* TEXT BLOCK:
====

March 15, 2012, 07:00 AM
Filed Under: Industry News

Canadian commercial lending edged up for the fifth straight time in the final quarter of last year and reached its highest since 2009, suggesting a pickup in investment that should help keep the economy growing.

PayNet, which tracks commercial financing to hundreds of thousands of small and medium-sized companies, said on Thursday its Canadian Business Lending Index rose 2% from the third quarter and 14% year over year.

The data marked the fifth straight quarter of expansion since bottoming out in 2010, and the second double-digit advance on a year-over-year basis.

"When you look at these numbers, what this means is that Canadian businesses are feeling a lot more confident to expand again," said William Phelan, PayNet's president and founder.

"When you're seeing long-term investments by private companies, you know that there's a lot of underlying strength that's accumulating in the economy."

The commercial finance sector includes non-bank lenders such as machinery makers, whose loans and leases to customers are secured against the equipment sold.

====

* GIVEN INFORMATION:
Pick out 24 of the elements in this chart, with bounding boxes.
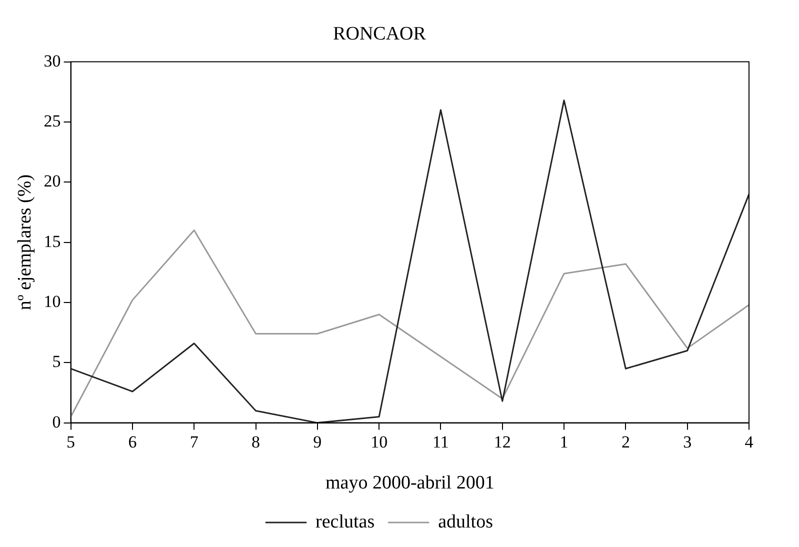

====

* INSTRUCTION A: Retype part of the Canadian business lending article word for word, beginning at the words "PayNet, which tracks" and stopping after "president and founder.".
* INSTRUCTION B: Write what comes next in the article on Canadian commercial lending, picking up after its final sentence.

* EXERCISE RESULT A:
PayNet, which tracks commercial financing to hundreds of thousands of small and medium-sized companies, said on Thursday its Canadian Business Lending Index rose 2% from the third quarter and 14% year over year.

The data marked the fifth straight quarter of expansion since bottoming out in 2010, and the second double-digit advance on a year-over-year basis.

"When you look at these numbers, what this means is that Canadian businesses are feeling a lot more confident to expand again," said William Phelan, PayNet's president and founder.

* EXERCISE RESULT B:
"These are (on average) four-year projects to expand property, plant and equipment. When you have investments in property, plant and equipment, you're usually raising productivity, you're going to ultimately get some new hiring."
Compared with the United States, Canada is still about two years ahead in terms of relative growth in investment, Phelan said, with more underlying strength in the Canadian economy.

Other PayNet data released on Thursday showed moderate and severe loan delinquencies were also stable, mostly outperforming their U.S. counterparts.

Moderate loan delinquencies - defined as those being behind by 30 days or more - were up slightly to 1.22% of total loans in December, from 1.18% in September.

"The risk is as calm as glass," Phelan said. "It's meandering a little bit, but it's not sending signals of a rising risk environment of Canadian businesses. It really is amazing that risk levels are lower than 2005, before the last recession."

Severe loans in arrears - those behind more than 90 days - fell to 0.38% in December, from 0.45% three months earlier.